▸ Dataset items
+++

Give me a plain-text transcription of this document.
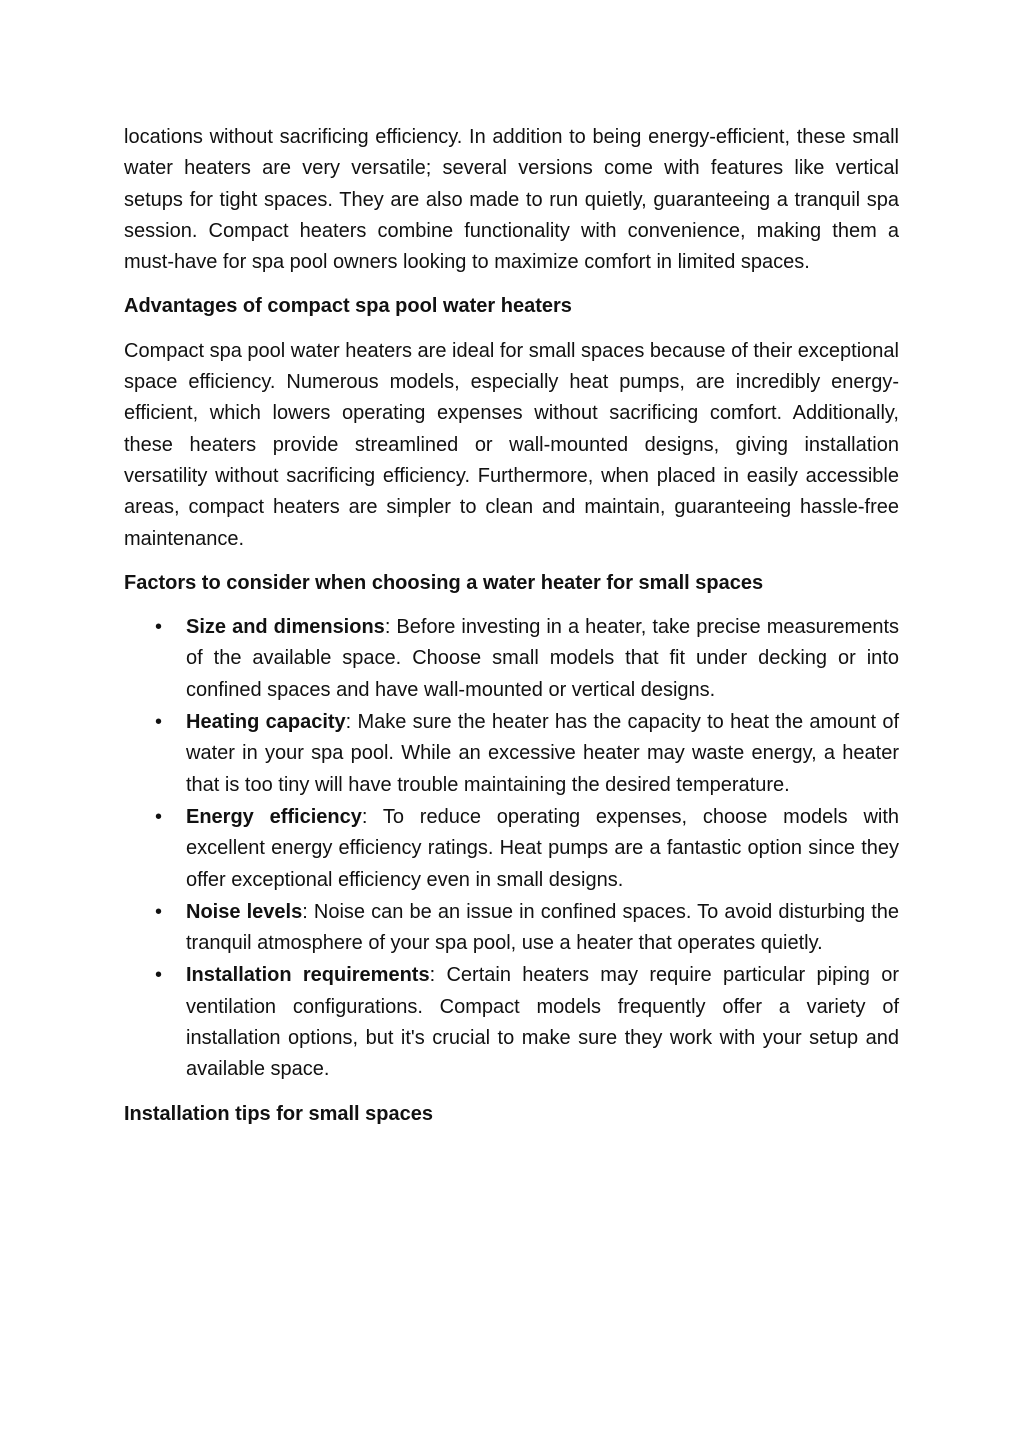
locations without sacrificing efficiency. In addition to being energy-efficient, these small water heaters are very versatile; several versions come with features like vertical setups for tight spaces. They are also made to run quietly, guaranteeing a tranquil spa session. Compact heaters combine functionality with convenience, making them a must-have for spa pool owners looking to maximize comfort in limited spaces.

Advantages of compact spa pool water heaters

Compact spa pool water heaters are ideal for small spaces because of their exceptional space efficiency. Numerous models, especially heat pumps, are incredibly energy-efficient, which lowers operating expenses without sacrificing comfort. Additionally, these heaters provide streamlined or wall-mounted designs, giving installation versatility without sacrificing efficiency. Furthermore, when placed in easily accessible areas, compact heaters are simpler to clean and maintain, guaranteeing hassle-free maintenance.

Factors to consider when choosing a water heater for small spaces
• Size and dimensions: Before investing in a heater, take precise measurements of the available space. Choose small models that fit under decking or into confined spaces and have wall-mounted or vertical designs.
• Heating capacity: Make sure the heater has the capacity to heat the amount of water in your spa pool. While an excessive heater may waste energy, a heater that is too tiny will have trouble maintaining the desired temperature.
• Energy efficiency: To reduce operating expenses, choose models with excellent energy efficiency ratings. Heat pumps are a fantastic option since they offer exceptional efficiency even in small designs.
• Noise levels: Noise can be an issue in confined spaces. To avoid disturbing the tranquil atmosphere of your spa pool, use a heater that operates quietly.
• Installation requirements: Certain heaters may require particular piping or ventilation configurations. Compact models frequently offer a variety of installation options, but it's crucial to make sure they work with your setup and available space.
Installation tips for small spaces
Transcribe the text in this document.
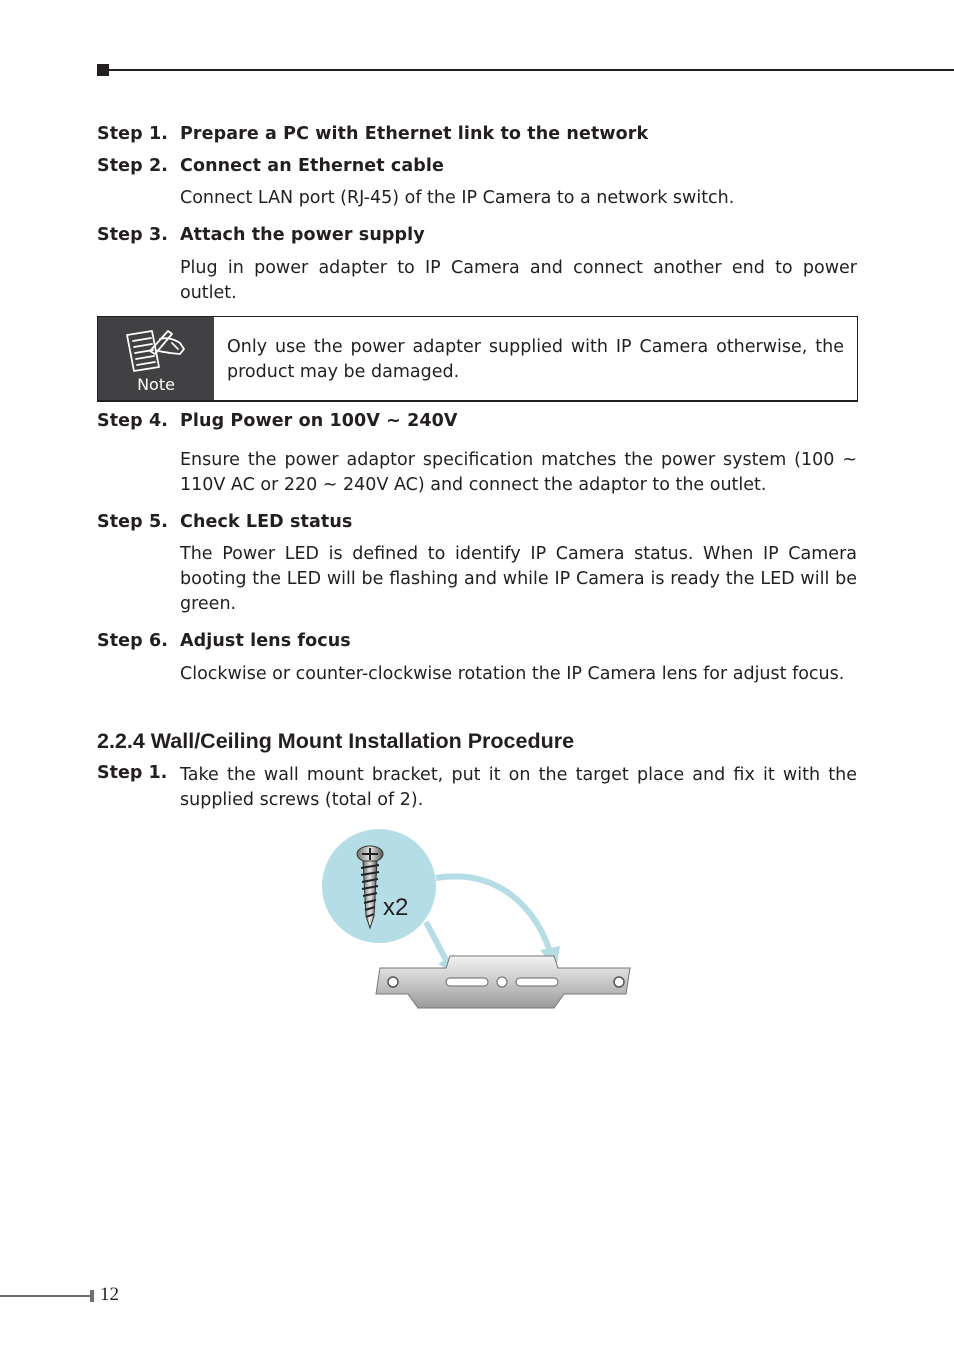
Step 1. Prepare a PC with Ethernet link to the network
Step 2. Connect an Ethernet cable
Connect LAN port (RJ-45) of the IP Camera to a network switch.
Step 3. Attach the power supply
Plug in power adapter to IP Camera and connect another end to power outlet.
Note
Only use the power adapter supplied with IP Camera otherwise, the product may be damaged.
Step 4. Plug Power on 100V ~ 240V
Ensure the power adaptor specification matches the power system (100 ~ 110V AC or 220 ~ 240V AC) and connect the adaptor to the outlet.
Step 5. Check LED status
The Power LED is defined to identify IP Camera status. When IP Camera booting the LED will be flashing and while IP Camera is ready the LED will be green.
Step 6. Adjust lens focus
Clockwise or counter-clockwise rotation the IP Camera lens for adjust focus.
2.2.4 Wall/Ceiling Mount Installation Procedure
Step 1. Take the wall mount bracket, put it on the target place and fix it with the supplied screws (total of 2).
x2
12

+++

▸ DIRECTIONS FOR THIS TASK
Reply with the number of lines in the material above that contain "adapter", and nothing more.

▸ TASK RESPONSE
2